Saved entries
• • • • • • •

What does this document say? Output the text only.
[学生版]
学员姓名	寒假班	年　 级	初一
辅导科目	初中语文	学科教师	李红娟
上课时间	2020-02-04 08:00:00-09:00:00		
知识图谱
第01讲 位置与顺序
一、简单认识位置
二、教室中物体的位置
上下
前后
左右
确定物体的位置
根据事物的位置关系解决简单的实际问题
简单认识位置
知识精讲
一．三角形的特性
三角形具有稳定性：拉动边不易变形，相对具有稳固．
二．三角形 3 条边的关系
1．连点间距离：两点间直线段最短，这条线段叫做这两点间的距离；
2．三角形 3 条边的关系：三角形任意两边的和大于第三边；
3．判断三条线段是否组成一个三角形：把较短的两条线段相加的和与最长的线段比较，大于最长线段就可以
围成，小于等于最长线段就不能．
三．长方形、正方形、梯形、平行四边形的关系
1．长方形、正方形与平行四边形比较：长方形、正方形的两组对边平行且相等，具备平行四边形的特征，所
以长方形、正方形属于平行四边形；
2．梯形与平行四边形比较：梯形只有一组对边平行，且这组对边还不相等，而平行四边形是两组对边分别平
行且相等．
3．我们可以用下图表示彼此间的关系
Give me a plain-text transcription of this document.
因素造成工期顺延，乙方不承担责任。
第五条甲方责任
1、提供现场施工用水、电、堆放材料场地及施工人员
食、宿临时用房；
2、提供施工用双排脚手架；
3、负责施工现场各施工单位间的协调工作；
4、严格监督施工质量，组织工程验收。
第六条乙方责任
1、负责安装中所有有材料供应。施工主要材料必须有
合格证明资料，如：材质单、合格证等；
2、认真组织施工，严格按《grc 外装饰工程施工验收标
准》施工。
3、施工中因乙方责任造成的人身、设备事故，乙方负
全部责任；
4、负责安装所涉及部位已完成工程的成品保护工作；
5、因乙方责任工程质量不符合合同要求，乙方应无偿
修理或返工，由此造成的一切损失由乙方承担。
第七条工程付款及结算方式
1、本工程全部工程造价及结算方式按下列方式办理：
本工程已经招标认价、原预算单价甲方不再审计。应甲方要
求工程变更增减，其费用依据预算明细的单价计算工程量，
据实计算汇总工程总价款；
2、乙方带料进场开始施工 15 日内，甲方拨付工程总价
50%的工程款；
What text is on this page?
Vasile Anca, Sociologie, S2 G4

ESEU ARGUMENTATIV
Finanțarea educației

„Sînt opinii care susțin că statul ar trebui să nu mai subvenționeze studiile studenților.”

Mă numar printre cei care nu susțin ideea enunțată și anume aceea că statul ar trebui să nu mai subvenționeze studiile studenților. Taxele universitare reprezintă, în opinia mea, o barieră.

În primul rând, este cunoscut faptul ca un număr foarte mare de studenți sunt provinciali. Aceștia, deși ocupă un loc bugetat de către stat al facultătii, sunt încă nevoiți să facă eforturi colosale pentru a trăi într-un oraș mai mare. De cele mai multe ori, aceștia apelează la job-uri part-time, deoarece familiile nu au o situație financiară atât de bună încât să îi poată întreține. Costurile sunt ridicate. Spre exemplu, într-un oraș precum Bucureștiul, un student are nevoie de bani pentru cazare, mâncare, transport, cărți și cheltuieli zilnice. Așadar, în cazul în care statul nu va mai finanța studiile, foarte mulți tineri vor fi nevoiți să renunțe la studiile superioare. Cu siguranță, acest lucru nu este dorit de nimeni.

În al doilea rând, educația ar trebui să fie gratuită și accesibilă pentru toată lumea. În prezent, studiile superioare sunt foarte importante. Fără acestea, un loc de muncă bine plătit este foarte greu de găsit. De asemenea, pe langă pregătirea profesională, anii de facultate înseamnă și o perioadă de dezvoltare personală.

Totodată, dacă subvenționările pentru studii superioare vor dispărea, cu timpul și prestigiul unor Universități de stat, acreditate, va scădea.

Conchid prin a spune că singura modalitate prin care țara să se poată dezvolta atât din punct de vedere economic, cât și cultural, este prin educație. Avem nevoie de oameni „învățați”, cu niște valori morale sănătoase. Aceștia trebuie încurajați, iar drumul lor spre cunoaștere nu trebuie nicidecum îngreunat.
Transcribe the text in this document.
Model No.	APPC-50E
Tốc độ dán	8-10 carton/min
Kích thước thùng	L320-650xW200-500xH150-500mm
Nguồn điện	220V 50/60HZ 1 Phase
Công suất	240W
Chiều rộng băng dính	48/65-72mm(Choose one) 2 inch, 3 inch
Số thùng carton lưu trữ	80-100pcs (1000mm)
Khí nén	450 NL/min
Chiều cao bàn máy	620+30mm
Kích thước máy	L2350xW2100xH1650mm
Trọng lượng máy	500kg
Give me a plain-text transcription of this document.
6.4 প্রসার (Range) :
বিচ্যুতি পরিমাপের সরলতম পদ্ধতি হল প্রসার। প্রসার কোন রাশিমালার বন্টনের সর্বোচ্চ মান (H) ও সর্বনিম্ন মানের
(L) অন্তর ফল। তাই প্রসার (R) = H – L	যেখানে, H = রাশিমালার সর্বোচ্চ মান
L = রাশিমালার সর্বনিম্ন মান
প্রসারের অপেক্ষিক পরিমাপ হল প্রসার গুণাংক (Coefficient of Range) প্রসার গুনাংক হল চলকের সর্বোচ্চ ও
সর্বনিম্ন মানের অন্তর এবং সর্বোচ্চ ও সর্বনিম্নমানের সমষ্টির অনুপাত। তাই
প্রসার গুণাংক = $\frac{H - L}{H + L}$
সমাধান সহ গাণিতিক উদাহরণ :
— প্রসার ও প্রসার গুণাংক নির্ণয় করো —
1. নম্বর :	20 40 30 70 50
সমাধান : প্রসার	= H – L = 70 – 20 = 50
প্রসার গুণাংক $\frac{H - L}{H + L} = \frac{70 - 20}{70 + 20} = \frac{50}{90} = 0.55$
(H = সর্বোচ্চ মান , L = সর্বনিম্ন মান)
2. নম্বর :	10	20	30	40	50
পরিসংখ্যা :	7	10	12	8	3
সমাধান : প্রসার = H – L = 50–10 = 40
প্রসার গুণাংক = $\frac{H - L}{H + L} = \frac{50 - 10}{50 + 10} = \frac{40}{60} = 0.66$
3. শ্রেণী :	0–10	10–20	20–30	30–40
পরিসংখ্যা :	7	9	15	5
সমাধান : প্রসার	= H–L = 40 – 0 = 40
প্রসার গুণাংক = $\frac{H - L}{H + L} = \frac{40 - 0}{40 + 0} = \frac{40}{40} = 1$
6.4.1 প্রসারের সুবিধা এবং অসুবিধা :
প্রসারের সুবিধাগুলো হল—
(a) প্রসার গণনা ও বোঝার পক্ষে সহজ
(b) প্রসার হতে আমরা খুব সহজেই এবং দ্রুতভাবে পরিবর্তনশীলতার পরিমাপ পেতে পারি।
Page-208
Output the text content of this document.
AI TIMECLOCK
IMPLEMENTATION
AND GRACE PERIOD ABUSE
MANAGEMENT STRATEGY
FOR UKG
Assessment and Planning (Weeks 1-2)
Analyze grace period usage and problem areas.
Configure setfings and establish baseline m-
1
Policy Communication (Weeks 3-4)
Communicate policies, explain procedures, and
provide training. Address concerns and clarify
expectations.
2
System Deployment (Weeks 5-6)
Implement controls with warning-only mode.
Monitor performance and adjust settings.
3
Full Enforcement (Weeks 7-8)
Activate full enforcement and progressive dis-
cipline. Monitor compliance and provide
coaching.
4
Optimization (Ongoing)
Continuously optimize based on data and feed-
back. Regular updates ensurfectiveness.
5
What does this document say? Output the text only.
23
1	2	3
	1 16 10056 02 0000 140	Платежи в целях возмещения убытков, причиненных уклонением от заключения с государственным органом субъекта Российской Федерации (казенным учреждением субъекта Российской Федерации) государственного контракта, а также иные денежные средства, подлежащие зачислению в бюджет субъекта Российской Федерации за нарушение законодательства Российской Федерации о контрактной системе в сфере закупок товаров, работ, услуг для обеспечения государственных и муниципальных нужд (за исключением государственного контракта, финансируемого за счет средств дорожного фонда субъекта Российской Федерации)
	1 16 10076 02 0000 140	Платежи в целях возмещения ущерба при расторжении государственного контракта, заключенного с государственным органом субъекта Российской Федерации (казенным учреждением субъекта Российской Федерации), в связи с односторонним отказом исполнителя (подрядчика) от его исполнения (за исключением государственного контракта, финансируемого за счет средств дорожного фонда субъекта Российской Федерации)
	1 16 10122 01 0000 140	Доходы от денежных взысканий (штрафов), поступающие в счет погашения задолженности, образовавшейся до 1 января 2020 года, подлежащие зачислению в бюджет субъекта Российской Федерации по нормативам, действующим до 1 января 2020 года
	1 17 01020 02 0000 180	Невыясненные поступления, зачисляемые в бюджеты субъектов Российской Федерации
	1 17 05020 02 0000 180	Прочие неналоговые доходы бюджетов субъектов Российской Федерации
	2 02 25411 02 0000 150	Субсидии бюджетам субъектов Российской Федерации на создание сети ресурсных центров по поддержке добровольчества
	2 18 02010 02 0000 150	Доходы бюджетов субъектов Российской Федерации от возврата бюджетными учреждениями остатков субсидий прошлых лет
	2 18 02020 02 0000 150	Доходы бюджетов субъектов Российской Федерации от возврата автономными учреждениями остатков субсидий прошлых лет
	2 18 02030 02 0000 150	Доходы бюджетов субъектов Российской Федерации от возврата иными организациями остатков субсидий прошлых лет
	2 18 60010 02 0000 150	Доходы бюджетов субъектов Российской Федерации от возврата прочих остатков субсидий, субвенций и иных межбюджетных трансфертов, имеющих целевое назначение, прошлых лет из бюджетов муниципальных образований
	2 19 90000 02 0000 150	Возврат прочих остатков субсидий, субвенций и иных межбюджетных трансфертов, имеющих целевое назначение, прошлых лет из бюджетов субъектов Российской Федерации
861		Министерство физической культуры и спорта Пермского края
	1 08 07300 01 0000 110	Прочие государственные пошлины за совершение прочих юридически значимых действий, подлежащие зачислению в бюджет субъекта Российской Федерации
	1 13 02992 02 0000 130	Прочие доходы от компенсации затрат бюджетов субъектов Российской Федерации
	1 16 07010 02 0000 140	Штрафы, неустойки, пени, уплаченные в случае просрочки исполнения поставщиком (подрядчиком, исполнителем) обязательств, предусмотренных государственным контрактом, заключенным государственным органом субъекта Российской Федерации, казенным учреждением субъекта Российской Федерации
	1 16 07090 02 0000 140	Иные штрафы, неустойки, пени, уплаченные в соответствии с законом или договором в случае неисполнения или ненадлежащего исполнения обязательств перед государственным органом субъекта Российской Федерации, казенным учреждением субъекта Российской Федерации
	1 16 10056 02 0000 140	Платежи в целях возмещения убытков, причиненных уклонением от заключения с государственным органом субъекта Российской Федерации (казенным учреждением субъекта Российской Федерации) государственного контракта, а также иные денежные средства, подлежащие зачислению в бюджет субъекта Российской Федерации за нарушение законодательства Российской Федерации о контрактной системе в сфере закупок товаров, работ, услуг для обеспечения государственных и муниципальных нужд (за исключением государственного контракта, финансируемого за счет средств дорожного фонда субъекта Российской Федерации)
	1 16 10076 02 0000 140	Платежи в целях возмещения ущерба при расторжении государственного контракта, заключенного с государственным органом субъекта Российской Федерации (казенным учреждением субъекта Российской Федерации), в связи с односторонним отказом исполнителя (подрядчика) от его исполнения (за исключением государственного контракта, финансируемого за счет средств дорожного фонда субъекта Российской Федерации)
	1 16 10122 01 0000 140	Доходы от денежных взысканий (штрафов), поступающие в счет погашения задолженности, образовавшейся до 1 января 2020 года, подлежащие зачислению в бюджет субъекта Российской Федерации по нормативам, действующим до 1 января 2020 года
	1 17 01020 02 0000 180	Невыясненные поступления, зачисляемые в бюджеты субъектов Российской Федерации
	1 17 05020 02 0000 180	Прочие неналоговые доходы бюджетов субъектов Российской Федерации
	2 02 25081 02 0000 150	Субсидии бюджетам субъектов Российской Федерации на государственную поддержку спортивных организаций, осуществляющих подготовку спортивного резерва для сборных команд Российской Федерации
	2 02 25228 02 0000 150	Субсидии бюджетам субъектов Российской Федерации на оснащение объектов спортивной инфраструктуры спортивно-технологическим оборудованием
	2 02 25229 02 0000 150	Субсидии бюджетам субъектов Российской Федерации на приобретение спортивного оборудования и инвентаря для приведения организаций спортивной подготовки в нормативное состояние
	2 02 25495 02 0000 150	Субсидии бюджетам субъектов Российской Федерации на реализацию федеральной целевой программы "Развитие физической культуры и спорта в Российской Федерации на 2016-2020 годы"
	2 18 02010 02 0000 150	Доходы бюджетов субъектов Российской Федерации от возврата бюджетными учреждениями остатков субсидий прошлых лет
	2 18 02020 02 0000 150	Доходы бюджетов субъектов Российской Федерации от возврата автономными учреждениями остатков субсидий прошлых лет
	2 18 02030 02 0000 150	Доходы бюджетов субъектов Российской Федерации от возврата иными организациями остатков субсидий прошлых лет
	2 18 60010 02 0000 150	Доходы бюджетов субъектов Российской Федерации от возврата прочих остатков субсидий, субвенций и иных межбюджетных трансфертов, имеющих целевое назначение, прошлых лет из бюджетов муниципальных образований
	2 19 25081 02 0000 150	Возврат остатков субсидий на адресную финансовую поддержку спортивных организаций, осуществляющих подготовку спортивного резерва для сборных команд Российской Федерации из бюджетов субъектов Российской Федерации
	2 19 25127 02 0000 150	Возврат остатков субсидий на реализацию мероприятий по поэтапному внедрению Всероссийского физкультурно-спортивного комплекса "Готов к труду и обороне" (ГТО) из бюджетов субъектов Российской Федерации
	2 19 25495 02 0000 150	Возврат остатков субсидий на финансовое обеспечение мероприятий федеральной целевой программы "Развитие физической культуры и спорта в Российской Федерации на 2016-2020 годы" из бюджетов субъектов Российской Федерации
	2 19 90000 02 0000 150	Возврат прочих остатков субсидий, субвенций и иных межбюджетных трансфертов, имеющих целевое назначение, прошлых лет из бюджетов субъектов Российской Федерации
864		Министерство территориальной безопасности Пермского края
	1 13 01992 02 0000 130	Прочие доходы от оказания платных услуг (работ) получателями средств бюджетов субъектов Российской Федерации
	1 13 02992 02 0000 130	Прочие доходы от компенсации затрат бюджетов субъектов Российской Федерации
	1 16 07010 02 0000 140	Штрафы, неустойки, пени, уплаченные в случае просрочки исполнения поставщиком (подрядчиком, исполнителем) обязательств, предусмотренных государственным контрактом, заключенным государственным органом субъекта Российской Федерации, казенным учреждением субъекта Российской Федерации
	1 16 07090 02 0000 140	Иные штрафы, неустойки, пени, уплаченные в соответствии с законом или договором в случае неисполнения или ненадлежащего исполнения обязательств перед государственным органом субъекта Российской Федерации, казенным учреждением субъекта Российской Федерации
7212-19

• • • • • • •

## GIVEN INSTRUCTION
Copy every line of the listing that contains the word "поддержку".

## ANSWER TO THIS TASK
	2 02 25081 02 0000 150	Субсидии бюджетам субъектов Российской Федерации на государственную поддержку спортивных организаций, осуществляющих подготовку спортивного резерва для сборных команд Российской Федерации
	2 19 25081 02 0000 150	Возврат остатков субсидий на адресную финансовую поддержку спортивных организаций, осуществляющих подготовку спортивного резерва для сборных команд Российской Федерации из бюджетов субъектов Российской Федерации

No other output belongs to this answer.